**WORK REQUIRED**. Read the records below. Copy each line where the string "недостатньо" occurs.

- - -

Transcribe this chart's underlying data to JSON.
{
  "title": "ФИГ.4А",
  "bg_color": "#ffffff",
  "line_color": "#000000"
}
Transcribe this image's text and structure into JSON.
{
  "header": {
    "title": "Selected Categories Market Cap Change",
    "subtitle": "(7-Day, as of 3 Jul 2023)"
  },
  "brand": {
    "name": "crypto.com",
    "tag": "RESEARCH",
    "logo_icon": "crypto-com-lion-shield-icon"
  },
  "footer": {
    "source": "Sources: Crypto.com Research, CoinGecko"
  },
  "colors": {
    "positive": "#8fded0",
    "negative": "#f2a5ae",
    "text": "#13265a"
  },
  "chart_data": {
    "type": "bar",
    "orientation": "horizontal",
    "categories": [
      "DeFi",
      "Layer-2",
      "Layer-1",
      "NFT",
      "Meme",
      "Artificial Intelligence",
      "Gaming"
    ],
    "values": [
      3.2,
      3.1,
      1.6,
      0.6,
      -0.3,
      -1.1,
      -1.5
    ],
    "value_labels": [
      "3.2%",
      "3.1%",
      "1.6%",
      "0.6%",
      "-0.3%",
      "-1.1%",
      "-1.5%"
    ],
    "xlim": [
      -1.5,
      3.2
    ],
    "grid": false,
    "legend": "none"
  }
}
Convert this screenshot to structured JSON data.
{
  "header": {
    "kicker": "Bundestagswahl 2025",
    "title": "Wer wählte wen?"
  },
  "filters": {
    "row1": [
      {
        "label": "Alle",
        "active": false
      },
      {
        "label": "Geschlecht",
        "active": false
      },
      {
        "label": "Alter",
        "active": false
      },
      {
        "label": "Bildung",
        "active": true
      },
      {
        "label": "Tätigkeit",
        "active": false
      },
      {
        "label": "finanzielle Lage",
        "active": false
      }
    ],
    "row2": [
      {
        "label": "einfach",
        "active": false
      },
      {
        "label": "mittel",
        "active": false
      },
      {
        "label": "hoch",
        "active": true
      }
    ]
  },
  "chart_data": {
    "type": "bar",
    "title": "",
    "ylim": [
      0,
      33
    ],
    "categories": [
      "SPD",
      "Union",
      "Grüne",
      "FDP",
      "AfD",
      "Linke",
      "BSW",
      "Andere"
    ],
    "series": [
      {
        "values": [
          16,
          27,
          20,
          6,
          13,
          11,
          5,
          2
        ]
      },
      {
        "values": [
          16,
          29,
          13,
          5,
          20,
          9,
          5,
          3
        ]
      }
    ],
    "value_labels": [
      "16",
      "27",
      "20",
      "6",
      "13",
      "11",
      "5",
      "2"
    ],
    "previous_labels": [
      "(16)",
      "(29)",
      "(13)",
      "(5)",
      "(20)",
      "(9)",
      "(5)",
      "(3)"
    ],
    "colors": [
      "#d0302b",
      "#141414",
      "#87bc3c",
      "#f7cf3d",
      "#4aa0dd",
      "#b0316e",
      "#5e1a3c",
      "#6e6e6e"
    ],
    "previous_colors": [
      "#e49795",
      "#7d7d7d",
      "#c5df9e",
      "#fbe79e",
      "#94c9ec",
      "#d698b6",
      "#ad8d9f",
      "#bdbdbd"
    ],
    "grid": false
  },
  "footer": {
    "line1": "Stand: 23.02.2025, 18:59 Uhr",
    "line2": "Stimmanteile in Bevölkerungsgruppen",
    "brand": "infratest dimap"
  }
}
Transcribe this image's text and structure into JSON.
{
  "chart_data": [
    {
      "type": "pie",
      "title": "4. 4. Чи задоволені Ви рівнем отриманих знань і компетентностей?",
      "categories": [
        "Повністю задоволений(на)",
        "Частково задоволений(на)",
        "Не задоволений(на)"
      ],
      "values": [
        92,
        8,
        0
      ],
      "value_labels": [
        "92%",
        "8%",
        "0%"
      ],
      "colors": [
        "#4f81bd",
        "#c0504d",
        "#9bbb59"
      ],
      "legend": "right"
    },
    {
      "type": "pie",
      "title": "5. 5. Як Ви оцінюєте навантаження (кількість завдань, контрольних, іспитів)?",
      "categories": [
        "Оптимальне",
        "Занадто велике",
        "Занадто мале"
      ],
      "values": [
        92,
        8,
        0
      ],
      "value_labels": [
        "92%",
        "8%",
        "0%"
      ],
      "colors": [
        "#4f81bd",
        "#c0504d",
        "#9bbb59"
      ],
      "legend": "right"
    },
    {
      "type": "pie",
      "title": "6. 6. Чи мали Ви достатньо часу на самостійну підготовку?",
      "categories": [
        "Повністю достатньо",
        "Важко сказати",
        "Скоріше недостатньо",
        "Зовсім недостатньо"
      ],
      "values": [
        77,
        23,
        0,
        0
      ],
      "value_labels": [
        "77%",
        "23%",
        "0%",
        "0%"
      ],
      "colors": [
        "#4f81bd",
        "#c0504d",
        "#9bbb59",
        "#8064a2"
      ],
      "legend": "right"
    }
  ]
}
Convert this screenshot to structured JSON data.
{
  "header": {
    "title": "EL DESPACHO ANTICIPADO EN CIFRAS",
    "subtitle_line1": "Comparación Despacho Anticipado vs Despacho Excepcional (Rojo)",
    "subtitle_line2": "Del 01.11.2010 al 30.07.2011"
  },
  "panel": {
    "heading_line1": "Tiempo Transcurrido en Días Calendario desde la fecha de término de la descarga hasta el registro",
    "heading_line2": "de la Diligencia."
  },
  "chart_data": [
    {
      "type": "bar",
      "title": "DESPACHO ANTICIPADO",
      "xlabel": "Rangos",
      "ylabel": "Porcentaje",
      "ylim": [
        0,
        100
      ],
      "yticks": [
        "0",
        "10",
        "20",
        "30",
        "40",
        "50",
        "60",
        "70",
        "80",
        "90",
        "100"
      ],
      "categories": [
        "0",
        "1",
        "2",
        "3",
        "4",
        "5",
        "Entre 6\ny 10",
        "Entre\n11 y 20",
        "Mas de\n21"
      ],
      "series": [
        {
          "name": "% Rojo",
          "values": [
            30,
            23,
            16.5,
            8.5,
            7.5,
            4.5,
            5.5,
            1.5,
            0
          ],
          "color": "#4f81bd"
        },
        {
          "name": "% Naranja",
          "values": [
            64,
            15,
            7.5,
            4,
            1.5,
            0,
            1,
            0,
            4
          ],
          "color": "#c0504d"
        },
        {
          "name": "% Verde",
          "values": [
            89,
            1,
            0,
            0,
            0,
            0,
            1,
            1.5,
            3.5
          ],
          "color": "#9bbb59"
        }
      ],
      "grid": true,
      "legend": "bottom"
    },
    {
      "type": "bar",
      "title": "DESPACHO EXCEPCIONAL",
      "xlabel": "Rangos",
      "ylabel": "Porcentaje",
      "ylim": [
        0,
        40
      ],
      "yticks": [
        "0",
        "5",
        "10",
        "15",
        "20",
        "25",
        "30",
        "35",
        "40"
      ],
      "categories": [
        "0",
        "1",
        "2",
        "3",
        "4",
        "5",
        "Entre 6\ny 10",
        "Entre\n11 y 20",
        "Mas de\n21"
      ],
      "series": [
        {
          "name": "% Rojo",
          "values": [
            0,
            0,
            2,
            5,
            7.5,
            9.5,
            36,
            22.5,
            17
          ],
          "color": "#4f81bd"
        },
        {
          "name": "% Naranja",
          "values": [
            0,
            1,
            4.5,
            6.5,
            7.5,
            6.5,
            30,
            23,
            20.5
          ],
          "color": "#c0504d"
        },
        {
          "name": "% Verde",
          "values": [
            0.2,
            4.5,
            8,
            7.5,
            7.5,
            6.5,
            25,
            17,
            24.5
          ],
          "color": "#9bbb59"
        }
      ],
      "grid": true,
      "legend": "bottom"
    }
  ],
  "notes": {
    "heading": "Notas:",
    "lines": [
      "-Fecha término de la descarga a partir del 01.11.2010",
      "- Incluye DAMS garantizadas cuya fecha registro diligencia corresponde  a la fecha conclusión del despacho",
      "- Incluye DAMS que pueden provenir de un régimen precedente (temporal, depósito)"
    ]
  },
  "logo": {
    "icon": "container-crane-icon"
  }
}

- - -

**EXERCISE RESULT**.
        "Скоріше недостатньо",
        "Зовсім недостатньо"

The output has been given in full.